▶ WHAT TO PRODUCE:
Every record that follows should be printed verbatim.

[Dataset records]

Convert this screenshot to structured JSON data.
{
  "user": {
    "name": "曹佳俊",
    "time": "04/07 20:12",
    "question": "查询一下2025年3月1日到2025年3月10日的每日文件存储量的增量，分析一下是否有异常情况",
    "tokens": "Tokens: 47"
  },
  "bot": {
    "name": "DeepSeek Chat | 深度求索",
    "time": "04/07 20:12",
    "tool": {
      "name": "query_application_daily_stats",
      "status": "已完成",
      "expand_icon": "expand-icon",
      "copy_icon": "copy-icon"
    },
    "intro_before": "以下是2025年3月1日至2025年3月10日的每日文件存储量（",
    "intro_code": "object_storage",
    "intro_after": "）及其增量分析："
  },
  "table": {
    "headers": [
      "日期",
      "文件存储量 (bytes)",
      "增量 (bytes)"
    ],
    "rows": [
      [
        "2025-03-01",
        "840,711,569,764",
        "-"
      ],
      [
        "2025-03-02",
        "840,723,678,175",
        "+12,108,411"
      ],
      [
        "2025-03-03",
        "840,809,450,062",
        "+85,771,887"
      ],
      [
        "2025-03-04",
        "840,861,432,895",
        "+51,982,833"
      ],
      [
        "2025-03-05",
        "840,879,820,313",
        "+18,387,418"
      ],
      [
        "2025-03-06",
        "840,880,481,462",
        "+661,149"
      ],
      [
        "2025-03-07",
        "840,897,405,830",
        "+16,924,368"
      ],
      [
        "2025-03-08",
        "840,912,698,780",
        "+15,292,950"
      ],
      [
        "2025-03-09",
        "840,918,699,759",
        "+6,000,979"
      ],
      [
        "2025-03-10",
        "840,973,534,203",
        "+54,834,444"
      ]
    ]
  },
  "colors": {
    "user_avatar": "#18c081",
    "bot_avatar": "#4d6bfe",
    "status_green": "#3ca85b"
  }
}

▶ SOLUTION TO THIS TASK:
Convert this screenshot to structured JSON data.
{
  "user": {
    "name": "曹佳俊",
    "time": "04/07 20:12",
    "question": "查询一下2025年3月1日到2025年3月10日的每日文件存储量的增量，分析一下是否有异常情况",
    "tokens": "Tokens: 47"
  },
  "bot": {
    "name": "DeepSeek Chat | 深度求索",
    "time": "04/07 20:12",
    "tool": {
      "name": "query_application_daily_stats",
      "status": "已完成",
      "expand_icon": "expand-icon",
      "copy_icon": "copy-icon"
    },
    "intro_before": "以下是2025年3月1日至2025年3月10日的每日文件存储量（",
    "intro_code": "object_storage",
    "intro_after": "）及其增量分析："
  },
  "table": {
    "headers": [
      "日期",
      "文件存储量 (bytes)",
      "增量 (bytes)"
    ],
    "rows": [
      [
        "2025-03-01",
        "840,711,569,764",
        "-"
      ],
      [
        "2025-03-02",
        "840,723,678,175",
        "+12,108,411"
      ],
      [
        "2025-03-03",
        "840,809,450,062",
        "+85,771,887"
      ],
      [
        "2025-03-04",
        "840,861,432,895",
        "+51,982,833"
      ],
      [
        "2025-03-05",
        "840,879,820,313",
        "+18,387,418"
      ],
      [
        "2025-03-06",
        "840,880,481,462",
        "+661,149"
      ],
      [
        "2025-03-07",
        "840,897,405,830",
        "+16,924,368"
      ],
      [
        "2025-03-08",
        "840,912,698,780",
        "+15,292,950"
      ],
      [
        "2025-03-09",
        "840,918,699,759",
        "+6,000,979"
      ],
      [
        "2025-03-10",
        "840,973,534,203",
        "+54,834,444"
      ]
    ]
  },
  "colors": {
    "user_avatar": "#18c081",
    "bot_avatar": "#4d6bfe",
    "status_green": "#3ca85b"
  }
}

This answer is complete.